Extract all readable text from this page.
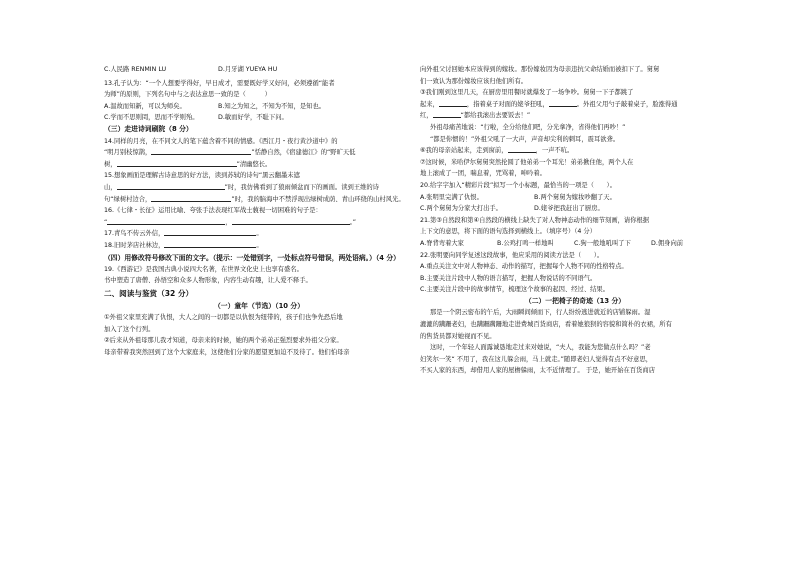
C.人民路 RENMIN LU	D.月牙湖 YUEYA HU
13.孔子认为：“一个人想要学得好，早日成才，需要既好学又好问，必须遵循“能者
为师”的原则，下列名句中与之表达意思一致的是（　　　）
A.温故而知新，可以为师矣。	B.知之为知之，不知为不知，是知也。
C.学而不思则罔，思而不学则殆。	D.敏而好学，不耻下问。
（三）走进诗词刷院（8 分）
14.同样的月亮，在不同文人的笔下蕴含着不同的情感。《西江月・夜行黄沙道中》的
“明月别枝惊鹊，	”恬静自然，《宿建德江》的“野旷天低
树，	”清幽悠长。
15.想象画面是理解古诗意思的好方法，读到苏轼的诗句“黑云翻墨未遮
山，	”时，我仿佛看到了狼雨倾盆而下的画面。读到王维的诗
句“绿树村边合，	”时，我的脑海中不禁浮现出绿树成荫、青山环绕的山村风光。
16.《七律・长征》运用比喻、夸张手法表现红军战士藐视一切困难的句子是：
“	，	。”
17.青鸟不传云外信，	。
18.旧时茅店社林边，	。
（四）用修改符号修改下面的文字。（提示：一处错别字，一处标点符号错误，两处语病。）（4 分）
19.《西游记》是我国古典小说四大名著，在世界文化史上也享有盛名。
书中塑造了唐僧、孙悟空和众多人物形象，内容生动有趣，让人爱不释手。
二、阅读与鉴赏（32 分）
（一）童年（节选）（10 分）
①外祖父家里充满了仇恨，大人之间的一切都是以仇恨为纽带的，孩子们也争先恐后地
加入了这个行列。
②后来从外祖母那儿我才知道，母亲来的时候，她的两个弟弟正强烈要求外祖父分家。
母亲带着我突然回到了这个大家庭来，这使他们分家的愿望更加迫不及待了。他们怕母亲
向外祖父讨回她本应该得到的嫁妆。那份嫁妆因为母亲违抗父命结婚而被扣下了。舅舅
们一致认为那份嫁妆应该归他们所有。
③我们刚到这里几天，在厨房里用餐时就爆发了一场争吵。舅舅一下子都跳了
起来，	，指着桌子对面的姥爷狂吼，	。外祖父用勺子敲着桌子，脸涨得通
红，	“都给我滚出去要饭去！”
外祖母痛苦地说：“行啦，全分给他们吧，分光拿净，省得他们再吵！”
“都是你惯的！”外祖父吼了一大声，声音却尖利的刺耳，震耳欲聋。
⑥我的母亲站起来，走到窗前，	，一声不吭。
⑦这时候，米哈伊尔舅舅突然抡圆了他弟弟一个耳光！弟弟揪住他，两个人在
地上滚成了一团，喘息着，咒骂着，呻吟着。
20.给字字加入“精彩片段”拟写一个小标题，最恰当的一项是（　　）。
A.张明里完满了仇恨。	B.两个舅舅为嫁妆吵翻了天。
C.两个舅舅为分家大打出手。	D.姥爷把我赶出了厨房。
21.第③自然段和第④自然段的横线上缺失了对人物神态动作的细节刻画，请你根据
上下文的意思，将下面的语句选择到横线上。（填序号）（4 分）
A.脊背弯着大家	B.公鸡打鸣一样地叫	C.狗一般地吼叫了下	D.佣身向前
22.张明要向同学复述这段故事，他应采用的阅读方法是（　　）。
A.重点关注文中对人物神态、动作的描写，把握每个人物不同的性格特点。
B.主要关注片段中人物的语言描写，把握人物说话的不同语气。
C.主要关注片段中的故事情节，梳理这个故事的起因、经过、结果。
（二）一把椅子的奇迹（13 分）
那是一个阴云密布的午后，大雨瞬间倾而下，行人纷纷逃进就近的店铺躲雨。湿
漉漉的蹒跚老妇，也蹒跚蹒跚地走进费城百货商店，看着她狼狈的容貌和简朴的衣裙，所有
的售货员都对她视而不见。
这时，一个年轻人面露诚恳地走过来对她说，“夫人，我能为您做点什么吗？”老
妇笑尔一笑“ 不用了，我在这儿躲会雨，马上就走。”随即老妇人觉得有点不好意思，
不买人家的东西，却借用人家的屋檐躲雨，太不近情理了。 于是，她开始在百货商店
-=-=-
The pictures in the entries should be left out; output everything else exactly.

Extract all readable text from this page.
C.人民路 RENMIN LU	D.月牙湖 YUEYA HU
13.孔子认为：“一个人想要学得好，早日成才，需要既好学又好问，必须遵循“能者
为师”的原则，下列名句中与之表达意思一致的是（　　　）
A.温故而知新，可以为师矣。	B.知之为知之，不知为不知，是知也。
C.学而不思则罔，思而不学则殆。	D.敏而好学，不耻下问。
（三）走进诗词刷院（8 分）
14.同样的月亮，在不同文人的笔下蕴含着不同的情感。《西江月・夜行黄沙道中》的
“明月别枝惊鹊，	”恬静自然，《宿建德江》的“野旷天低
树，	”清幽悠长。
15.想象画面是理解古诗意思的好方法，读到苏轼的诗句“黑云翻墨未遮
山，	”时，我仿佛看到了狼雨倾盆而下的画面。读到王维的诗
句“绿树村边合，	”时，我的脑海中不禁浮现出绿树成荫、青山环绕的山村风光。
16.《七律・长征》运用比喻、夸张手法表现红军战士藐视一切困难的句子是：
“	，	。”
17.青鸟不传云外信，	。
18.旧时茅店社林边，	。
（四）用修改符号修改下面的文字。（提示：一处错别字，一处标点符号错误，两处语病。）（4 分）
19.《西游记》是我国古典小说四大名著，在世界文化史上也享有盛名。
书中塑造了唐僧、孙悟空和众多人物形象，内容生动有趣，让人爱不释手。
二、阅读与鉴赏（32 分）
（一）童年（节选）（10 分）
①外祖父家里充满了仇恨，大人之间的一切都是以仇恨为纽带的，孩子们也争先恐后地
加入了这个行列。
②后来从外祖母那儿我才知道，母亲来的时候，她的两个弟弟正强烈要求外祖父分家。
母亲带着我突然回到了这个大家庭来，这使他们分家的愿望更加迫不及待了。他们怕母亲
向外祖父讨回她本应该得到的嫁妆。那份嫁妆因为母亲违抗父命结婚而被扣下了。舅舅
们一致认为那份嫁妆应该归他们所有。
③我们刚到这里几天，在厨房里用餐时就爆发了一场争吵。舅舅一下子都跳了
起来，	，指着桌子对面的姥爷狂吼，	。外祖父用勺子敲着桌子，脸涨得通
红，	“都给我滚出去要饭去！”
外祖母痛苦地说：“行啦，全分给他们吧，分光拿净，省得他们再吵！”
“都是你惯的！”外祖父吼了一大声，声音却尖利的刺耳，震耳欲聋。
⑥我的母亲站起来，走到窗前，	，一声不吭。
⑦这时候，米哈伊尔舅舅突然抡圆了他弟弟一个耳光！弟弟揪住他，两个人在
地上滚成了一团，喘息着，咒骂着，呻吟着。
20.给字字加入“精彩片段”拟写一个小标题，最恰当的一项是（　　）。
A.张明里完满了仇恨。	B.两个舅舅为嫁妆吵翻了天。
C.两个舅舅为分家大打出手。	D.姥爷把我赶出了厨房。
21.第③自然段和第④自然段的横线上缺失了对人物神态动作的细节刻画，请你根据
上下文的意思，将下面的语句选择到横线上。（填序号）（4 分）
A.脊背弯着大家	B.公鸡打鸣一样地叫	C.狗一般地吼叫了下	D.佣身向前
22.张明要向同学复述这段故事，他应采用的阅读方法是（　　）。
A.重点关注文中对人物神态、动作的描写，把握每个人物不同的性格特点。
B.主要关注片段中人物的语言描写，把握人物说话的不同语气。
C.主要关注片段中的故事情节，梳理这个故事的起因、经过、结果。
（二）一把椅子的奇迹（13 分）
那是一个阴云密布的午后，大雨瞬间倾而下，行人纷纷逃进就近的店铺躲雨。湿
漉漉的蹒跚老妇，也蹒跚蹒跚地走进费城百货商店，看着她狼狈的容貌和简朴的衣裙，所有
的售货员都对她视而不见。
这时，一个年轻人面露诚恳地走过来对她说，“夫人，我能为您做点什么吗？”老
妇笑尔一笑“ 不用了，我在这儿躲会雨，马上就走。”随即老妇人觉得有点不好意思，
不买人家的东西，却借用人家的屋檐躲雨，太不近情理了。 于是，她开始在百货商店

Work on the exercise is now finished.